**TRAVAIL À FAIRE**
1. Recopiez le passage sur le vert de Scheele de « Ou l'histoire de » à « à pleins poumons. ».
2. D'après le passage sur le vert de Scheele, sous quelle forme l'arsenic est-il déposé sur le tissu ?
3. Écrivez la suite du passage sur le vert de Scheele, après sa dernière phrase.

**PASSAGE**
_ _ _

Ou l'histoire de la couleur verte ... mortelle ... Le Vert de Scheele (et son dérivé, le Vert de Paris) ou plus chimiquement l’arsénite de cuivre. Je cite:
Sueurs froides et bal mortel
Le problème de ce pigment est sa volatilité. L’arsenic n’est pas chimiquement fixé au tissu : il y est simplement déposé sous forme de poudre. Imaginez une salle de bal bondée en 1860. La chaleur monte. Les femmes transpirent. Sous l’effet de l’humidité et du frottement, la poudre verte se détache des robes. Elle pénètre les pores de la peau et crée un nuage de poussière toxique autour de la danseuse, que ses cavaliers respirent à pleins poumons.

_ _ _

**EXTRAITS DU MATÉRIEL**
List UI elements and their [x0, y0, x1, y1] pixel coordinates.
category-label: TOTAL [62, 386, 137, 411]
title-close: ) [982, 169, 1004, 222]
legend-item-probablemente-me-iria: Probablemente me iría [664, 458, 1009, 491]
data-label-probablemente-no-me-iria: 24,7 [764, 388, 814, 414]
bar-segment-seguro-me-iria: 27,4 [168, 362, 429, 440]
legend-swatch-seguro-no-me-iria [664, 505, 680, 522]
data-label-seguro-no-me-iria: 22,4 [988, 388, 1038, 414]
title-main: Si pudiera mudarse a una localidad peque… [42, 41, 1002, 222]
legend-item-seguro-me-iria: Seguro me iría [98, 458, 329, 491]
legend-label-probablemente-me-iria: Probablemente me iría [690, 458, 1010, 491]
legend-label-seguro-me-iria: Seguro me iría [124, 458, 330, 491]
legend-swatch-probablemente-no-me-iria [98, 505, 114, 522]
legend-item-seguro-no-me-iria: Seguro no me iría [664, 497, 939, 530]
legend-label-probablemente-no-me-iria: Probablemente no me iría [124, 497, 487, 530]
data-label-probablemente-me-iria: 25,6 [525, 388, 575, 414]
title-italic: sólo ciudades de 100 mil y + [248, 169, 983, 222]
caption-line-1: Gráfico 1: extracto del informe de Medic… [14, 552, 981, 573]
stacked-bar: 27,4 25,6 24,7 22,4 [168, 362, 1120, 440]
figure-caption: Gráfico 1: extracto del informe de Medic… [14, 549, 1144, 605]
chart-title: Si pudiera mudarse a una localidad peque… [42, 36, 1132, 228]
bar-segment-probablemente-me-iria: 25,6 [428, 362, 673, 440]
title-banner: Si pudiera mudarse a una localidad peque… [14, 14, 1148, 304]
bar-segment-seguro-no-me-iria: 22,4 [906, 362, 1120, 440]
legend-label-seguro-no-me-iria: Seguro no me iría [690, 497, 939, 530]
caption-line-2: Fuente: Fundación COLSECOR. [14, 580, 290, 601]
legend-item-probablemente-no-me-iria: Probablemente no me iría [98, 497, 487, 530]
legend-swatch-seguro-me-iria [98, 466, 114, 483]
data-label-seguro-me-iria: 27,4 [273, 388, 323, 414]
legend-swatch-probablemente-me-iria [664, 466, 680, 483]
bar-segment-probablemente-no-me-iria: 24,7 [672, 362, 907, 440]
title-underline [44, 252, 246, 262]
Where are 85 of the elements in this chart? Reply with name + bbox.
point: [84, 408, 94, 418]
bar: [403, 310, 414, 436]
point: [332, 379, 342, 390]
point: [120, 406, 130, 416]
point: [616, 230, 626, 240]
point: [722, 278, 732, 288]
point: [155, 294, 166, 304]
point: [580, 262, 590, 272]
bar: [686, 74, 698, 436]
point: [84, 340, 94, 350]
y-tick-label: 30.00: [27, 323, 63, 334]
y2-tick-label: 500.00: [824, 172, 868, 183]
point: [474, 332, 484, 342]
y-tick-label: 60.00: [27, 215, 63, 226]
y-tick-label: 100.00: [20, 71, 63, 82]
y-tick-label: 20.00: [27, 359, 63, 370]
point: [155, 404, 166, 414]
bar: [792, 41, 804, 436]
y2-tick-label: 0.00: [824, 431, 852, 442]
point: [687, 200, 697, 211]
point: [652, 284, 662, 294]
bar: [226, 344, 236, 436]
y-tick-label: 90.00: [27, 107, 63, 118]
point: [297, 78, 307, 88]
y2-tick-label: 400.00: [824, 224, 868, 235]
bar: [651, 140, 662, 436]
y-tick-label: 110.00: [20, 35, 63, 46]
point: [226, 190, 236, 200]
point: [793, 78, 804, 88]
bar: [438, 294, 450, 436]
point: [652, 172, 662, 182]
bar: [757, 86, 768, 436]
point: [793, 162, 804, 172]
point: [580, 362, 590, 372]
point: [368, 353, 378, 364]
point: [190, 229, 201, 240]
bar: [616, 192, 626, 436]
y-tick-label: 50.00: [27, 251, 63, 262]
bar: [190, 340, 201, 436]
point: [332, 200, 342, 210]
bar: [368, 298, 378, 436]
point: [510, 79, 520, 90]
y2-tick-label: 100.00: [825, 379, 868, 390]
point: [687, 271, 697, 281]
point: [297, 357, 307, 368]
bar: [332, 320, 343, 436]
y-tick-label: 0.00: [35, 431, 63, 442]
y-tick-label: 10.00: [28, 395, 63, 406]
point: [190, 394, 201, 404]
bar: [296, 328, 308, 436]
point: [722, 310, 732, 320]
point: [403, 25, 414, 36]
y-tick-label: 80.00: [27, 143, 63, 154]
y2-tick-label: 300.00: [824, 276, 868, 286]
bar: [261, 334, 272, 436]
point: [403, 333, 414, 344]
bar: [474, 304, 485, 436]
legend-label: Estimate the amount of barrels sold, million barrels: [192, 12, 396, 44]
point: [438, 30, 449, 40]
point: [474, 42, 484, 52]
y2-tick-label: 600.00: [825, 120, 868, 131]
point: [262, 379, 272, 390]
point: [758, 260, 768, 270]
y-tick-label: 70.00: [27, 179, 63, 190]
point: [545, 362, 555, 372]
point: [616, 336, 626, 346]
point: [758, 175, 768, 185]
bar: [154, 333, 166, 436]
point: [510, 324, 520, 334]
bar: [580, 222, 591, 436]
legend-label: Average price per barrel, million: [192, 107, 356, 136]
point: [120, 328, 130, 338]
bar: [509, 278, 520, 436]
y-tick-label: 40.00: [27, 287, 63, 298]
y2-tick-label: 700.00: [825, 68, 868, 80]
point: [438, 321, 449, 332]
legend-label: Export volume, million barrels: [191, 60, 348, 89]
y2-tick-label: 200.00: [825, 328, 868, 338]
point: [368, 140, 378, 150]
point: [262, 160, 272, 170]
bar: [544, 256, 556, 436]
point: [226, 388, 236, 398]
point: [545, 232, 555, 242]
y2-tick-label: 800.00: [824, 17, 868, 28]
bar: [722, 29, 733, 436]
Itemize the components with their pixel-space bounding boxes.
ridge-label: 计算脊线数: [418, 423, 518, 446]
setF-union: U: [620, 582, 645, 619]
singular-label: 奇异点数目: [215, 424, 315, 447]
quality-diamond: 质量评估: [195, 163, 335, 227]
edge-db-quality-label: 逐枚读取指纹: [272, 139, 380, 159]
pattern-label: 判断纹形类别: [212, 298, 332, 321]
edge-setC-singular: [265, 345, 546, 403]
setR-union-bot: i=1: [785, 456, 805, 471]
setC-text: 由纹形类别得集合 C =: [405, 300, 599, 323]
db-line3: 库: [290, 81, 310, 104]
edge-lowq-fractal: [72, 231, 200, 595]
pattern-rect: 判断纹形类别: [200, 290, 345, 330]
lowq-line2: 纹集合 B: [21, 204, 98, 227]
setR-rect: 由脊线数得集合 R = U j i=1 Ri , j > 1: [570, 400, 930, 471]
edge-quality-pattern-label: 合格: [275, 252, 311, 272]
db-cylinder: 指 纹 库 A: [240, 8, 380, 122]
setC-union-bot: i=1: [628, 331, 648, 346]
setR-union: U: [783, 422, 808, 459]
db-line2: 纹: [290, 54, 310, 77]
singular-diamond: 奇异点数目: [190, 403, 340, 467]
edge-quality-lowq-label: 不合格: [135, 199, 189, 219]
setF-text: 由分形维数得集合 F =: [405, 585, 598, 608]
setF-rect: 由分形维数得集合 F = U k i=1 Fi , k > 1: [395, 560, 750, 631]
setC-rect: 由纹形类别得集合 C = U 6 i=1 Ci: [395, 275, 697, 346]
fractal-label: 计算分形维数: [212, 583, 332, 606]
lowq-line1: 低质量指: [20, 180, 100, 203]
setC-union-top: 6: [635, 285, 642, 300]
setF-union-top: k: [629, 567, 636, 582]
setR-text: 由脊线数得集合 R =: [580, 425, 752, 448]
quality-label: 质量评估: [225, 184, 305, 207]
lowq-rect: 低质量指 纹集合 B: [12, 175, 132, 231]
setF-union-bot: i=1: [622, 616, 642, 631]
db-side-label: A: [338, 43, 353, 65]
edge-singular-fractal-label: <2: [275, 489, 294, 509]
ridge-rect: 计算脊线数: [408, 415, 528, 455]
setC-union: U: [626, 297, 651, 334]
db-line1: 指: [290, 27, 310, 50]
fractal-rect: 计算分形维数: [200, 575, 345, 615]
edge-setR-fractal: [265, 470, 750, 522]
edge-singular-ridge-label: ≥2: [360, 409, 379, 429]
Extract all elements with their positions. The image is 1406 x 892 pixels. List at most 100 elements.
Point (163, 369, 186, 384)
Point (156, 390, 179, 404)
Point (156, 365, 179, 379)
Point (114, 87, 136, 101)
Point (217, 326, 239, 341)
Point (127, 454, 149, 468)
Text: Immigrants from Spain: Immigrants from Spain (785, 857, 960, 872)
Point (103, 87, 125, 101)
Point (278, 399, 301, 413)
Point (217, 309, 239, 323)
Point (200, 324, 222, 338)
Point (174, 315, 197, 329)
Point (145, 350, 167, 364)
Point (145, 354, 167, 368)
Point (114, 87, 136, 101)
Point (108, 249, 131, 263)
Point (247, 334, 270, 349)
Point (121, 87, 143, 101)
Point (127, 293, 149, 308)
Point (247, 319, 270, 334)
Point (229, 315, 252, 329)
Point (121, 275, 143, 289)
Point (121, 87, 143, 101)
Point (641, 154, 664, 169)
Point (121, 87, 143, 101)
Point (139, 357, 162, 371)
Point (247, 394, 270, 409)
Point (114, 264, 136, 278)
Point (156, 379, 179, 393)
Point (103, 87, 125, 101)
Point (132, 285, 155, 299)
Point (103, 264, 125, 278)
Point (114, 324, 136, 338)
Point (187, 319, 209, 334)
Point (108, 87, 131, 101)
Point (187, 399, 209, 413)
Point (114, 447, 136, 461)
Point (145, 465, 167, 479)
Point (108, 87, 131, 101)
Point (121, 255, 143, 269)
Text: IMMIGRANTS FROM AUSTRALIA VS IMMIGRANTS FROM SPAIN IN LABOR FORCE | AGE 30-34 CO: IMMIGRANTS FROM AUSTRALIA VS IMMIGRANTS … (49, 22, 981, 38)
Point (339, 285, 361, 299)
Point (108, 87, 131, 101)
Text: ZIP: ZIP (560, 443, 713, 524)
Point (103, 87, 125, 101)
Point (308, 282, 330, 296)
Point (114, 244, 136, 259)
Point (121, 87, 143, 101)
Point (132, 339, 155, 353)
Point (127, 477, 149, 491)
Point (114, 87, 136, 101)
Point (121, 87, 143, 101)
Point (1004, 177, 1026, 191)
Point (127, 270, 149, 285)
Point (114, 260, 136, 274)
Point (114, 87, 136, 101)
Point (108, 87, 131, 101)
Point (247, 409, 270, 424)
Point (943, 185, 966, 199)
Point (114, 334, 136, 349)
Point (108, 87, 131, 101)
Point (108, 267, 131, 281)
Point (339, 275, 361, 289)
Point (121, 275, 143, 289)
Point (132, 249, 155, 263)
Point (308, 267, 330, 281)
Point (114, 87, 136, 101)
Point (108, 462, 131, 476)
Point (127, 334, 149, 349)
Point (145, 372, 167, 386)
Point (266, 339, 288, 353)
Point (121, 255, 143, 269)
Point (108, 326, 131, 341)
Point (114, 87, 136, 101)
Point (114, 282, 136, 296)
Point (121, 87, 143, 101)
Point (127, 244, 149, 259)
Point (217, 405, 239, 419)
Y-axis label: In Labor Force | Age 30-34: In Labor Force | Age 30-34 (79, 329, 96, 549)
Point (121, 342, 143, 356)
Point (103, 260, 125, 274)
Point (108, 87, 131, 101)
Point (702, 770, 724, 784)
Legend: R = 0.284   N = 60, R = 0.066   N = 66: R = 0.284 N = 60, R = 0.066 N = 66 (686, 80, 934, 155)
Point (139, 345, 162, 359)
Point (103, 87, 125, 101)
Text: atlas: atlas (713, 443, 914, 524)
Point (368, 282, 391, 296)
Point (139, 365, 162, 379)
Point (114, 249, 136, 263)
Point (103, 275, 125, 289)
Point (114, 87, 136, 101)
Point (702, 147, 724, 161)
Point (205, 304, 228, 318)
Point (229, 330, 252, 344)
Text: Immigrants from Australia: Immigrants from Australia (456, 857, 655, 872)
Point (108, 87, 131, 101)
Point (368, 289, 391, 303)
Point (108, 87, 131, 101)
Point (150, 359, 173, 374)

_ _ _

**RÉPONSES SUCCESSIVES**
1.
Ou l'histoire de la couleur verte ... mortelle ... Le Vert de Scheele (et son dérivé, le Vert de Paris) ou plus chimiquement l’arsénite de cuivre. Je cite:
Sueurs froides et bal mortel
Le problème de ce pigment est sa volatilité. L’arsenic n’est pas chimiquement fixé au tissu : il y est simplement déposé sous forme de poudre. Imaginez une salle de bal bondée en 1860. La chaleur monte. Les femmes transpirent. Sous l’effet de l’humidité et du frottement, la poudre verte se détache des robes. Elle pénètre les pores de la peau et crée un nuage de poussière toxique autour de la danseuse, que ses cavaliers respirent à pleins poumons.

2. Sous forme de poudre.

3.
Les journaux médicaux de l’époque, comme le British Medical Journal, commencent à rapporter des cas terrifiants. Des femmes rentrent de soirée avec des nausées violentes, des maux de tête aveuglants et des éruptions cutanées verdâtres sur les épaules. On mettait souvent cela sur le compte d’un corset trop serré ou d’une constitution fragile, alors qu’il s’agissait d’un empoisonnement aigu à l’arsenic. Une analyse d’époque a estimé qu’une seule coiffe de fleurs artificielles contenait assez d’arsenic pour tuer 20 personnes.